Each record must be written out again exactly. Skip any picture it contains.
##########
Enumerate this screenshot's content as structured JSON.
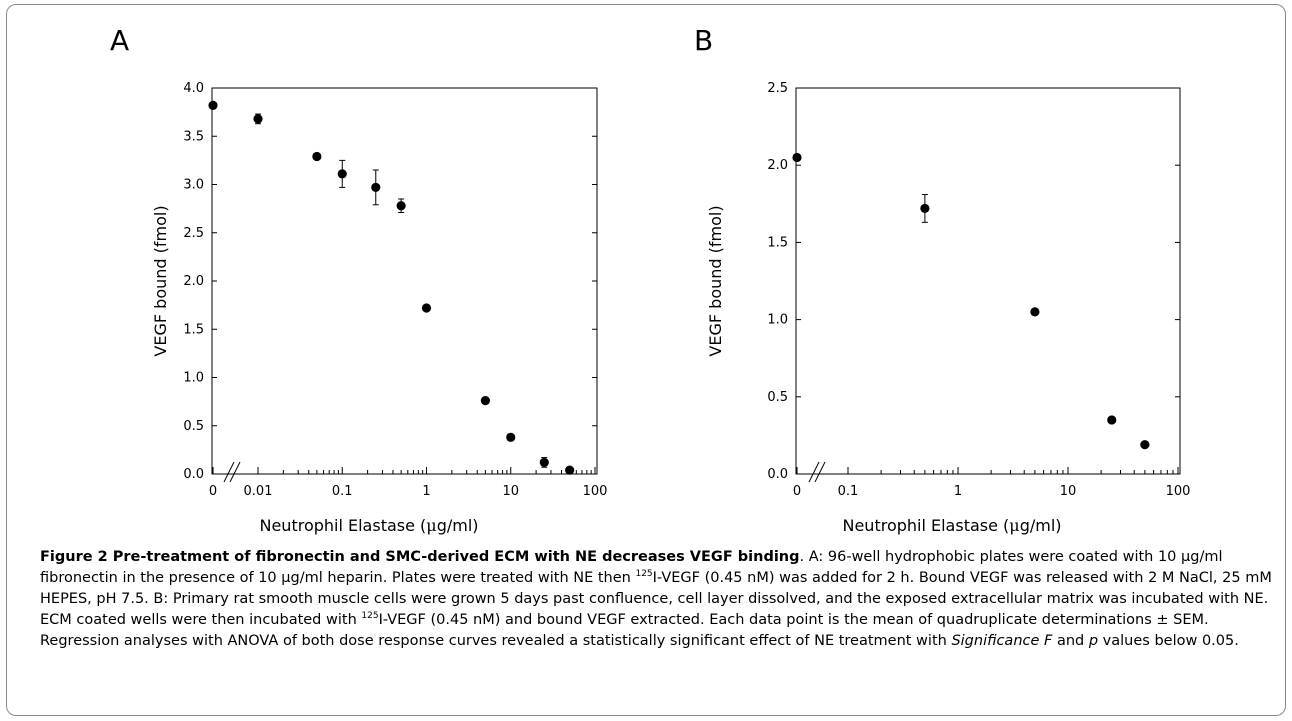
{
  "chart_data": [
    {
      "type": "scatter",
      "panel": "A",
      "xscale": "log",
      "xlabel_pre": "Neutrophil Elastase (",
      "xlabel_mu": "μ",
      "xlabel_post": "g/ml)",
      "ylabel": "VEGF bound (fmol)",
      "ylim": [
        0,
        4.0
      ],
      "yticks": [
        "0.0",
        "0.5",
        "1.0",
        "1.5",
        "2.0",
        "2.5",
        "3.0",
        "3.5",
        "4.0"
      ],
      "xticks": [
        "0",
        "0.01",
        "0.1",
        "1",
        "10",
        "100"
      ],
      "x": [
        0,
        0.01,
        0.05,
        0.1,
        0.25,
        0.5,
        1,
        5,
        10,
        25,
        50
      ],
      "y": [
        3.82,
        3.68,
        3.29,
        3.11,
        2.97,
        2.78,
        1.72,
        0.76,
        0.38,
        0.12,
        0.04
      ],
      "err": [
        0.03,
        0.05,
        0.04,
        0.14,
        0.18,
        0.07,
        0.02,
        0.02,
        0.02,
        0.05,
        0.02
      ]
    },
    {
      "type": "scatter",
      "panel": "B",
      "xscale": "log",
      "xlabel_pre": "Neutrophil Elastase (",
      "xlabel_mu": "μ",
      "xlabel_post": "g/ml)",
      "ylabel": "VEGF bound (fmol)",
      "ylim": [
        0,
        2.5
      ],
      "yticks": [
        "0.0",
        "0.5",
        "1.0",
        "1.5",
        "2.0",
        "2.5"
      ],
      "xticks": [
        "0",
        "0.1",
        "1",
        "10",
        "100"
      ],
      "x": [
        0,
        0.5,
        5,
        25,
        50
      ],
      "y": [
        2.05,
        1.72,
        1.05,
        0.35,
        0.19
      ],
      "err": [
        0.02,
        0.09,
        0.03,
        0.01,
        0.01
      ]
    }
  ],
  "caption": {
    "fig_label": "Figure 2",
    "bold_title": "Pre-treatment of fibronectin and SMC-derived ECM with NE decreases VEGF binding",
    "p1": ". A: 96-well hydrophobic plates were coated with 10 μg/ml fibronectin in the presence of 10 μg/ml heparin. Plates were treated with NE then ",
    "sup1": "125",
    "p2": "I-VEGF (0.45 nM) was added for 2 h. Bound VEGF was released with 2 M NaCl, 25 mM HEPES, pH 7.5. B: Primary rat smooth muscle cells were grown 5 days past confluence, cell layer dissolved, and the exposed extracellular matrix was incubated with NE. ECM coated wells were then incubated with ",
    "sup2": "125",
    "p3": "I-VEGF (0.45 nM) and bound VEGF extracted. Each data point is the mean of quadruplicate determinations ± SEM. Regression analyses with ANOVA of both dose response curves revealed a statistically significant effect of NE treatment with ",
    "italic1": "Significance F",
    "p4": " and ",
    "italic2": "p",
    "p5": " values below 0.05."
  },
  "colors": {
    "marker": "#000000",
    "frame": "#8a8a8a",
    "text": "#000000"
  }
}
##########
## Written solution
Enumerate this screenshot's content as structured JSON.
{
  "chart_data": [
    {
      "type": "scatter",
      "panel": "A",
      "xscale": "log",
      "xlabel_pre": "Neutrophil Elastase (",
      "xlabel_mu": "μ",
      "xlabel_post": "g/ml)",
      "ylabel": "VEGF bound (fmol)",
      "ylim": [
        0,
        4.0
      ],
      "yticks": [
        "0.0",
        "0.5",
        "1.0",
        "1.5",
        "2.0",
        "2.5",
        "3.0",
        "3.5",
        "4.0"
      ],
      "xticks": [
        "0",
        "0.01",
        "0.1",
        "1",
        "10",
        "100"
      ],
      "x": [
        0,
        0.01,
        0.05,
        0.1,
        0.25,
        0.5,
        1,
        5,
        10,
        25,
        50
      ],
      "y": [
        3.82,
        3.68,
        3.29,
        3.11,
        2.97,
        2.78,
        1.72,
        0.76,
        0.38,
        0.12,
        0.04
      ],
      "err": [
        0.03,
        0.05,
        0.04,
        0.14,
        0.18,
        0.07,
        0.02,
        0.02,
        0.02,
        0.05,
        0.02
      ]
    },
    {
      "type": "scatter",
      "panel": "B",
      "xscale": "log",
      "xlabel_pre": "Neutrophil Elastase (",
      "xlabel_mu": "μ",
      "xlabel_post": "g/ml)",
      "ylabel": "VEGF bound (fmol)",
      "ylim": [
        0,
        2.5
      ],
      "yticks": [
        "0.0",
        "0.5",
        "1.0",
        "1.5",
        "2.0",
        "2.5"
      ],
      "xticks": [
        "0",
        "0.1",
        "1",
        "10",
        "100"
      ],
      "x": [
        0,
        0.5,
        5,
        25,
        50
      ],
      "y": [
        2.05,
        1.72,
        1.05,
        0.35,
        0.19
      ],
      "err": [
        0.02,
        0.09,
        0.03,
        0.01,
        0.01
      ]
    }
  ],
  "caption": {
    "fig_label": "Figure 2",
    "bold_title": "Pre-treatment of fibronectin and SMC-derived ECM with NE decreases VEGF binding",
    "p1": ". A: 96-well hydrophobic plates were coated with 10 μg/ml fibronectin in the presence of 10 μg/ml heparin. Plates were treated with NE then ",
    "sup1": "125",
    "p2": "I-VEGF (0.45 nM) was added for 2 h. Bound VEGF was released with 2 M NaCl, 25 mM HEPES, pH 7.5. B: Primary rat smooth muscle cells were grown 5 days past confluence, cell layer dissolved, and the exposed extracellular matrix was incubated with NE. ECM coated wells were then incubated with ",
    "sup2": "125",
    "p3": "I-VEGF (0.45 nM) and bound VEGF extracted. Each data point is the mean of quadruplicate determinations ± SEM. Regression analyses with ANOVA of both dose response curves revealed a statistically significant effect of NE treatment with ",
    "italic1": "Significance F",
    "p4": " and ",
    "italic2": "p",
    "p5": " values below 0.05."
  },
  "colors": {
    "marker": "#000000",
    "frame": "#8a8a8a",
    "text": "#000000"
  }
}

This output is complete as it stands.